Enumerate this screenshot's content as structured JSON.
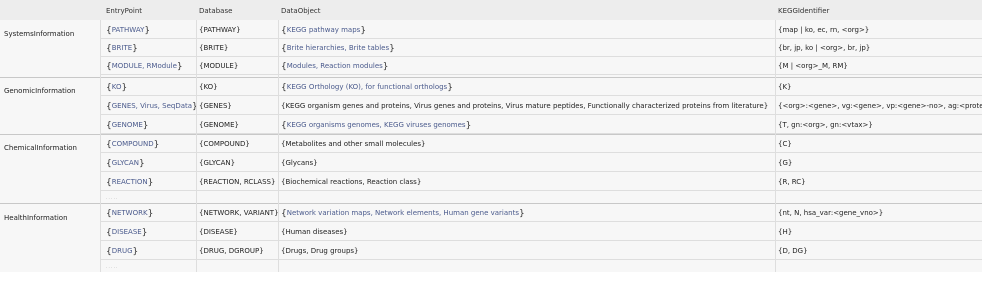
{
  "columns": [
    "EntryPoint",
    "Database",
    "DataObject",
    "KEGGIdentifier"
  ],
  "groups": [
    {
      "label": "SystemsInformation",
      "more": false,
      "rows": [
        {
          "entry": "PATHWAY",
          "database": "{PATHWAY}",
          "object": "KEGG pathway maps",
          "identifier": "{map | ko, ec, rn, <org>}"
        },
        {
          "entry": "BRITE",
          "database": "{BRITE}",
          "object": "Brite hierarchies, Brite tables",
          "identifier": "{br, jp, ko | <org>, br, jp}"
        },
        {
          "entry": "MODULE, RModule",
          "database": "{MODULE}",
          "object": "Modules, Reaction modules",
          "identifier": "{M | <org>_M, RM}"
        }
      ]
    },
    {
      "label": "GenomicInformation",
      "more": false,
      "rows": [
        {
          "entry": "KO",
          "database": "{KO}",
          "object": "KEGG Orthology (KO), for functional orthologs",
          "identifier": "{K}"
        },
        {
          "entry": "GENES, Virus, SeqData",
          "database": "{GENES}",
          "object": "{KEGG organism genes and proteins, Virus genes and proteins, Virus mature peptides, Functionally characterized proteins from literature}",
          "identifier": "{<org>:<gene>, vg:<gene>, vp:<gene>-no>, ag:<protein>}"
        },
        {
          "entry": "GENOME",
          "database": "{GENOME}",
          "object": "KEGG organisms genomes, KEGG viruses genomes",
          "identifier": "{T, gn:<org>, gn:<vtax>}"
        }
      ]
    },
    {
      "label": "ChemicalInformation",
      "more": true,
      "rows": [
        {
          "entry": "COMPOUND",
          "database": "{COMPOUND}",
          "object": "{Metabolites and other small molecules}",
          "identifier": "{C}"
        },
        {
          "entry": "GLYCAN",
          "database": "{GLYCAN}",
          "object": "{Glycans}",
          "identifier": "{G}"
        },
        {
          "entry": "REACTION",
          "database": "{REACTION, RCLASS}",
          "object": "{Biochemical reactions, Reaction class}",
          "identifier": "{R, RC}"
        }
      ]
    },
    {
      "label": "HealthInformation",
      "more": true,
      "rows": [
        {
          "entry": "NETWORK",
          "database": "{NETWORK, VARIANT}",
          "object": "Network variation maps, Network elements, Human gene variants",
          "identifier": "{nt, N, hsa_var:<gene_vno>}"
        },
        {
          "entry": "DISEASE",
          "database": "{DISEASE}",
          "object": "{Human diseases}",
          "identifier": "{H}"
        },
        {
          "entry": "DRUG",
          "database": "{DRUG, DGROUP}",
          "object": "{Drugs, Drug groups}",
          "identifier": "{D, DG}"
        }
      ]
    }
  ],
  "more_text": "· · · · ·",
  "colors": {
    "link": "#4a5a8c",
    "header": "#ededed",
    "grid": "#dedede"
  }
}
- - - - - - -
» **GOAL OF THE EXERCISE**:
Keeping every word as it is, write out all the data and omit the pictures.

» **EXERCISE ANSWER**:
Enumerate this screenshot's content as structured JSON.
{
  "columns": [
    "EntryPoint",
    "Database",
    "DataObject",
    "KEGGIdentifier"
  ],
  "groups": [
    {
      "label": "SystemsInformation",
      "more": false,
      "rows": [
        {
          "entry": "PATHWAY",
          "database": "{PATHWAY}",
          "object": "KEGG pathway maps",
          "identifier": "{map | ko, ec, rn, <org>}"
        },
        {
          "entry": "BRITE",
          "database": "{BRITE}",
          "object": "Brite hierarchies, Brite tables",
          "identifier": "{br, jp, ko | <org>, br, jp}"
        },
        {
          "entry": "MODULE, RModule",
          "database": "{MODULE}",
          "object": "Modules, Reaction modules",
          "identifier": "{M | <org>_M, RM}"
        }
      ]
    },
    {
      "label": "GenomicInformation",
      "more": false,
      "rows": [
        {
          "entry": "KO",
          "database": "{KO}",
          "object": "KEGG Orthology (KO), for functional orthologs",
          "identifier": "{K}"
        },
        {
          "entry": "GENES, Virus, SeqData",
          "database": "{GENES}",
          "object": "{KEGG organism genes and proteins, Virus genes and proteins, Virus mature peptides, Functionally characterized proteins from literature}",
          "identifier": "{<org>:<gene>, vg:<gene>, vp:<gene>-no>, ag:<protein>}"
        },
        {
          "entry": "GENOME",
          "database": "{GENOME}",
          "object": "KEGG organisms genomes, KEGG viruses genomes",
          "identifier": "{T, gn:<org>, gn:<vtax>}"
        }
      ]
    },
    {
      "label": "ChemicalInformation",
      "more": true,
      "rows": [
        {
          "entry": "COMPOUND",
          "database": "{COMPOUND}",
          "object": "{Metabolites and other small molecules}",
          "identifier": "{C}"
        },
        {
          "entry": "GLYCAN",
          "database": "{GLYCAN}",
          "object": "{Glycans}",
          "identifier": "{G}"
        },
        {
          "entry": "REACTION",
          "database": "{REACTION, RCLASS}",
          "object": "{Biochemical reactions, Reaction class}",
          "identifier": "{R, RC}"
        }
      ]
    },
    {
      "label": "HealthInformation",
      "more": true,
      "rows": [
        {
          "entry": "NETWORK",
          "database": "{NETWORK, VARIANT}",
          "object": "Network variation maps, Network elements, Human gene variants",
          "identifier": "{nt, N, hsa_var:<gene_vno>}"
        },
        {
          "entry": "DISEASE",
          "database": "{DISEASE}",
          "object": "{Human diseases}",
          "identifier": "{H}"
        },
        {
          "entry": "DRUG",
          "database": "{DRUG, DGROUP}",
          "object": "{Drugs, Drug groups}",
          "identifier": "{D, DG}"
        }
      ]
    }
  ],
  "more_text": "· · · · ·",
  "colors": {
    "link": "#4a5a8c",
    "header": "#ededed",
    "grid": "#dedede"
  }
}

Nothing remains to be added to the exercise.